• WHAT YOU WILL DO
Write out all the material exactly. Leave nothing out.

(Figure collection entries)

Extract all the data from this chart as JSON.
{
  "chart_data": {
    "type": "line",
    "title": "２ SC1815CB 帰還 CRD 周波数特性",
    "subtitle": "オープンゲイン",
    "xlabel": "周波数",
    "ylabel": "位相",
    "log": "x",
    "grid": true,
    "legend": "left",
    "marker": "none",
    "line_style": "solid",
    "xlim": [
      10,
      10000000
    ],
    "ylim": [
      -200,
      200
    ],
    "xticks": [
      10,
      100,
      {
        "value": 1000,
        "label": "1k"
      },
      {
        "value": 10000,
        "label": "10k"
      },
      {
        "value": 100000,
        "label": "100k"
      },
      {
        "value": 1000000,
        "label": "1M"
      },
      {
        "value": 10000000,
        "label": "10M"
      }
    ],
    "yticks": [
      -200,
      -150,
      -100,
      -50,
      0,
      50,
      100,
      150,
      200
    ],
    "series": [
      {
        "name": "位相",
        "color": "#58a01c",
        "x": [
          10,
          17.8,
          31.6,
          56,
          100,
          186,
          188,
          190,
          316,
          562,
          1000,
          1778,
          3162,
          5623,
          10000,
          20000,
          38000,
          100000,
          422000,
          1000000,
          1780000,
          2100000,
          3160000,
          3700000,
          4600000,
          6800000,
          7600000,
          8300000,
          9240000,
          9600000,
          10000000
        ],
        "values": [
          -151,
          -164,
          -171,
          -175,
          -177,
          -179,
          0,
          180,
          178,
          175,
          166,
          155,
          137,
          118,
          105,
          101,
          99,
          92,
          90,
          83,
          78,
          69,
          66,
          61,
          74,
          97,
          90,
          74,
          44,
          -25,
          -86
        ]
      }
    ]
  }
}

• FINAL ANSWER
Extract all the data from this chart as JSON.
{
  "chart_data": {
    "type": "line",
    "title": "２ SC1815CB 帰還 CRD 周波数特性",
    "subtitle": "オープンゲイン",
    "xlabel": "周波数",
    "ylabel": "位相",
    "log": "x",
    "grid": true,
    "legend": "left",
    "marker": "none",
    "line_style": "solid",
    "xlim": [
      10,
      10000000
    ],
    "ylim": [
      -200,
      200
    ],
    "xticks": [
      10,
      100,
      {
        "value": 1000,
        "label": "1k"
      },
      {
        "value": 10000,
        "label": "10k"
      },
      {
        "value": 100000,
        "label": "100k"
      },
      {
        "value": 1000000,
        "label": "1M"
      },
      {
        "value": 10000000,
        "label": "10M"
      }
    ],
    "yticks": [
      -200,
      -150,
      -100,
      -50,
      0,
      50,
      100,
      150,
      200
    ],
    "series": [
      {
        "name": "位相",
        "color": "#58a01c",
        "x": [
          10,
          17.8,
          31.6,
          56,
          100,
          186,
          188,
          190,
          316,
          562,
          1000,
          1778,
          3162,
          5623,
          10000,
          20000,
          38000,
          100000,
          422000,
          1000000,
          1780000,
          2100000,
          3160000,
          3700000,
          4600000,
          6800000,
          7600000,
          8300000,
          9240000,
          9600000,
          10000000
        ],
        "values": [
          -151,
          -164,
          -171,
          -175,
          -177,
          -179,
          0,
          180,
          178,
          175,
          166,
          155,
          137,
          118,
          105,
          101,
          99,
          92,
          90,
          83,
          78,
          69,
          66,
          61,
          74,
          97,
          90,
          74,
          44,
          -25,
          -86
        ]
      }
    ]
  }
}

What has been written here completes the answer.